# EXERCISE AIM
Wherever a line in the data below holds "business", copy that line.

---------- MATERIAL FOR THE TASK ----------

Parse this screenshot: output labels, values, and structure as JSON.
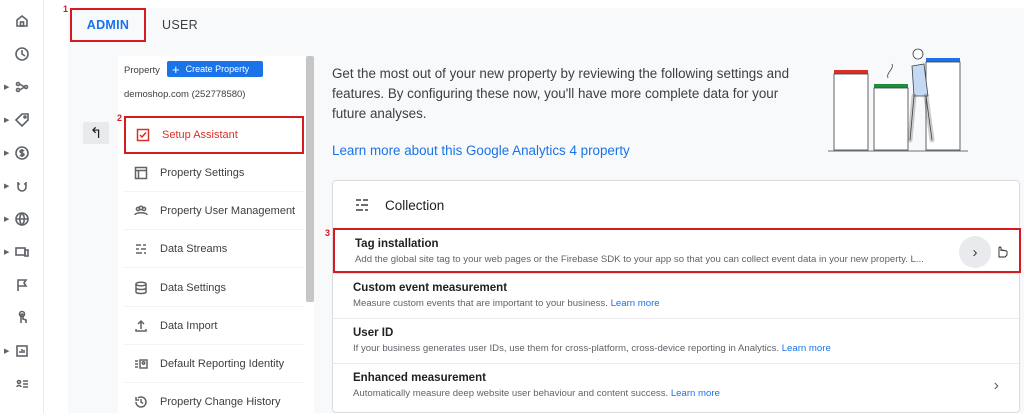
{
  "markers": {
    "one": "1",
    "two": "2",
    "three": "3"
  },
  "tabs": {
    "admin": "ADMIN",
    "user": "USER"
  },
  "rail": {
    "icons": [
      "home-icon",
      "clock-icon",
      "share-icon",
      "tag-icon",
      "dollar-icon",
      "magnet-icon",
      "globe-icon",
      "devices-icon",
      "flag-icon",
      "touch-icon",
      "reports-icon",
      "list-icon"
    ]
  },
  "property": {
    "label": "Property",
    "create_button": "Create Property",
    "id_text": "demoshop.com (252778580)"
  },
  "nav": {
    "items": [
      {
        "label": "Setup Assistant",
        "icon": "checklist-icon"
      },
      {
        "label": "Property Settings",
        "icon": "layout-icon"
      },
      {
        "label": "Property User Management",
        "icon": "people-icon"
      },
      {
        "label": "Data Streams",
        "icon": "streams-icon"
      },
      {
        "label": "Data Settings",
        "icon": "database-icon"
      },
      {
        "label": "Data Import",
        "icon": "upload-icon"
      },
      {
        "label": "Default Reporting Identity",
        "icon": "identity-icon"
      },
      {
        "label": "Property Change History",
        "icon": "history-icon"
      }
    ]
  },
  "main": {
    "intro": "Get the most out of your new property by reviewing the following settings and features. By configuring these now, you'll have more complete data for your future analyses.",
    "learn_more": "Learn more about this Google Analytics 4 property"
  },
  "card": {
    "title": "Collection",
    "rows": [
      {
        "title": "Tag installation",
        "desc": "Add the global site tag to your web pages or the Firebase SDK to your app so that you can collect event data in your new property. L...",
        "link": ""
      },
      {
        "title": "Custom event measurement",
        "desc": "Measure custom events that are important to your business.",
        "link": "Learn more"
      },
      {
        "title": "User ID",
        "desc": "If your business generates user IDs, use them for cross-platform, cross-device reporting in Analytics.",
        "link": "Learn more"
      },
      {
        "title": "Enhanced measurement",
        "desc": "Automatically measure deep website user behaviour and content success.",
        "link": "Learn more"
      }
    ]
  },
  "colors": {
    "accent": "#1a73e8",
    "highlight": "#d71920"
  }
}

----------

# FINAL ANSWER
        "desc": "Measure custom events that are important to your business.",
        "desc": "If your business generates user IDs, use them for cross-platform, cross-device reporting in Analytics.",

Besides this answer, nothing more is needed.